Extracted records

## BEGIN

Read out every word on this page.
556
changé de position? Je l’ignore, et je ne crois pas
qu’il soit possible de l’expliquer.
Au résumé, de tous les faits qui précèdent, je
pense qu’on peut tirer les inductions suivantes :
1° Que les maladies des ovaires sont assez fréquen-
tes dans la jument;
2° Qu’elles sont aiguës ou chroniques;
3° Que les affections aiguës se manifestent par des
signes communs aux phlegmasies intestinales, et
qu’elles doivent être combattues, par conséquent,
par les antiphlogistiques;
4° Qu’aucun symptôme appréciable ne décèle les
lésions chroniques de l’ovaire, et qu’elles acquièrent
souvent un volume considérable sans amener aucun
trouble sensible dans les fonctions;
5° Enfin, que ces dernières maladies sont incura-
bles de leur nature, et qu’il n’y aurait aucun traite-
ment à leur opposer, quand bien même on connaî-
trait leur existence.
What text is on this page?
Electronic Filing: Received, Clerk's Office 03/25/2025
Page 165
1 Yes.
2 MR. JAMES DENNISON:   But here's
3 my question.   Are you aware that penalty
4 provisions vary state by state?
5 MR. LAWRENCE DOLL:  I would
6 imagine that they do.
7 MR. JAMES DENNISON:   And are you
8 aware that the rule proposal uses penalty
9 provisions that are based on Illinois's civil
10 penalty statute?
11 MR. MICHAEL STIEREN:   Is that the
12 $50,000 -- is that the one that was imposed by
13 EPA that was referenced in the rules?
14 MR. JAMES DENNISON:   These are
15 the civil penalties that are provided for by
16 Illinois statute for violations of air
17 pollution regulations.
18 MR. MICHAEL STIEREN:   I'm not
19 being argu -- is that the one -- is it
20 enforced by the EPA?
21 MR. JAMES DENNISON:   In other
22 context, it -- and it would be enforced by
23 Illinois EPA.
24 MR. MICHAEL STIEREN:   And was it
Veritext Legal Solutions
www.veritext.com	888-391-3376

## END

== What you have to do ==
Reproduce the data in full, exactly as presented.

== Solution below ==
Read out every word on this page.
556
changé de position? Je l’ignore, et je ne crois pas
qu’il soit possible de l’expliquer.
Au résumé, de tous les faits qui précèdent, je
pense qu’on peut tirer les inductions suivantes :
1° Que les maladies des ovaires sont assez fréquen-
tes dans la jument;
2° Qu’elles sont aiguës ou chroniques;
3° Que les affections aiguës se manifestent par des
signes communs aux phlegmasies intestinales, et
qu’elles doivent être combattues, par conséquent,
par les antiphlogistiques;
4° Qu’aucun symptôme appréciable ne décèle les
lésions chroniques de l’ovaire, et qu’elles acquièrent
souvent un volume considérable sans amener aucun
trouble sensible dans les fonctions;
5° Enfin, que ces dernières maladies sont incura-
bles de leur nature, et qu’il n’y aurait aucun traite-
ment à leur opposer, quand bien même on connaî-
trait leur existence.
What text is on this page?
Electronic Filing: Received, Clerk's Office 03/25/2025
Page 165
1 Yes.
2 MR. JAMES DENNISON:   But here's
3 my question.   Are you aware that penalty
4 provisions vary state by state?
5 MR. LAWRENCE DOLL:  I would
6 imagine that they do.
7 MR. JAMES DENNISON:   And are you
8 aware that the rule proposal uses penalty
9 provisions that are based on Illinois's civil
10 penalty statute?
11 MR. MICHAEL STIEREN:   Is that the
12 $50,000 -- is that the one that was imposed by
13 EPA that was referenced in the rules?
14 MR. JAMES DENNISON:   These are
15 the civil penalties that are provided for by
16 Illinois statute for violations of air
17 pollution regulations.
18 MR. MICHAEL STIEREN:   I'm not
19 being argu -- is that the one -- is it
20 enforced by the EPA?
21 MR. JAMES DENNISON:   In other
22 context, it -- and it would be enforced by
23 Illinois EPA.
24 MR. MICHAEL STIEREN:   And was it
Veritext Legal Solutions
www.veritext.com	888-391-3376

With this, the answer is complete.